§ **CHALLENGE**
Your task is to print the material below exactly as presented.

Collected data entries
-*-

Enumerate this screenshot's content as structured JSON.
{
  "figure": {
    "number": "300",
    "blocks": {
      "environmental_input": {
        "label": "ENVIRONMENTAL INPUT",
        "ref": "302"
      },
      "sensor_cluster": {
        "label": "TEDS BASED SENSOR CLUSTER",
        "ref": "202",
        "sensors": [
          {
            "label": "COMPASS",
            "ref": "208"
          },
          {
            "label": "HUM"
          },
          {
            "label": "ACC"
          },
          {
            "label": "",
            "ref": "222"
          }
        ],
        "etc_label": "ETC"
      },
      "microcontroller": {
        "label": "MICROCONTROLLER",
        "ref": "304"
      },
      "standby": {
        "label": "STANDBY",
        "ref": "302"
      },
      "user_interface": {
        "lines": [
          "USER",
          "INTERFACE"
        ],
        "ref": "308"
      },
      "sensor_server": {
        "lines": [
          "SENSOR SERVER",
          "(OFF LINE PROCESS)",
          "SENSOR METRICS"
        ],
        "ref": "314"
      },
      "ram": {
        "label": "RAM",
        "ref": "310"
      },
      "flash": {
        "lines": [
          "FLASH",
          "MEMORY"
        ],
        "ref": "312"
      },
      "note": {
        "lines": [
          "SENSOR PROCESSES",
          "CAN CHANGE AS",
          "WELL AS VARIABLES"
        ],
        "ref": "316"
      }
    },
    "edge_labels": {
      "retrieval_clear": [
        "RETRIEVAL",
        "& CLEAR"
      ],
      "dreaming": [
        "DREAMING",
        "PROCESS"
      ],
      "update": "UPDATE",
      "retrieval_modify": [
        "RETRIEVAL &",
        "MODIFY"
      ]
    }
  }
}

-*-

§ **EXERCISE RESULT**
Enumerate this screenshot's content as structured JSON.
{
  "figure": {
    "number": "300",
    "blocks": {
      "environmental_input": {
        "label": "ENVIRONMENTAL INPUT",
        "ref": "302"
      },
      "sensor_cluster": {
        "label": "TEDS BASED SENSOR CLUSTER",
        "ref": "202",
        "sensors": [
          {
            "label": "COMPASS",
            "ref": "208"
          },
          {
            "label": "HUM"
          },
          {
            "label": "ACC"
          },
          {
            "label": "",
            "ref": "222"
          }
        ],
        "etc_label": "ETC"
      },
      "microcontroller": {
        "label": "MICROCONTROLLER",
        "ref": "304"
      },
      "standby": {
        "label": "STANDBY",
        "ref": "302"
      },
      "user_interface": {
        "lines": [
          "USER",
          "INTERFACE"
        ],
        "ref": "308"
      },
      "sensor_server": {
        "lines": [
          "SENSOR SERVER",
          "(OFF LINE PROCESS)",
          "SENSOR METRICS"
        ],
        "ref": "314"
      },
      "ram": {
        "label": "RAM",
        "ref": "310"
      },
      "flash": {
        "lines": [
          "FLASH",
          "MEMORY"
        ],
        "ref": "312"
      },
      "note": {
        "lines": [
          "SENSOR PROCESSES",
          "CAN CHANGE AS",
          "WELL AS VARIABLES"
        ],
        "ref": "316"
      }
    },
    "edge_labels": {
      "retrieval_clear": [
        "RETRIEVAL",
        "& CLEAR"
      ],
      "dreaming": [
        "DREAMING",
        "PROCESS"
      ],
      "update": "UPDATE",
      "retrieval_modify": [
        "RETRIEVAL &",
        "MODIFY"
      ]
    }
  }
}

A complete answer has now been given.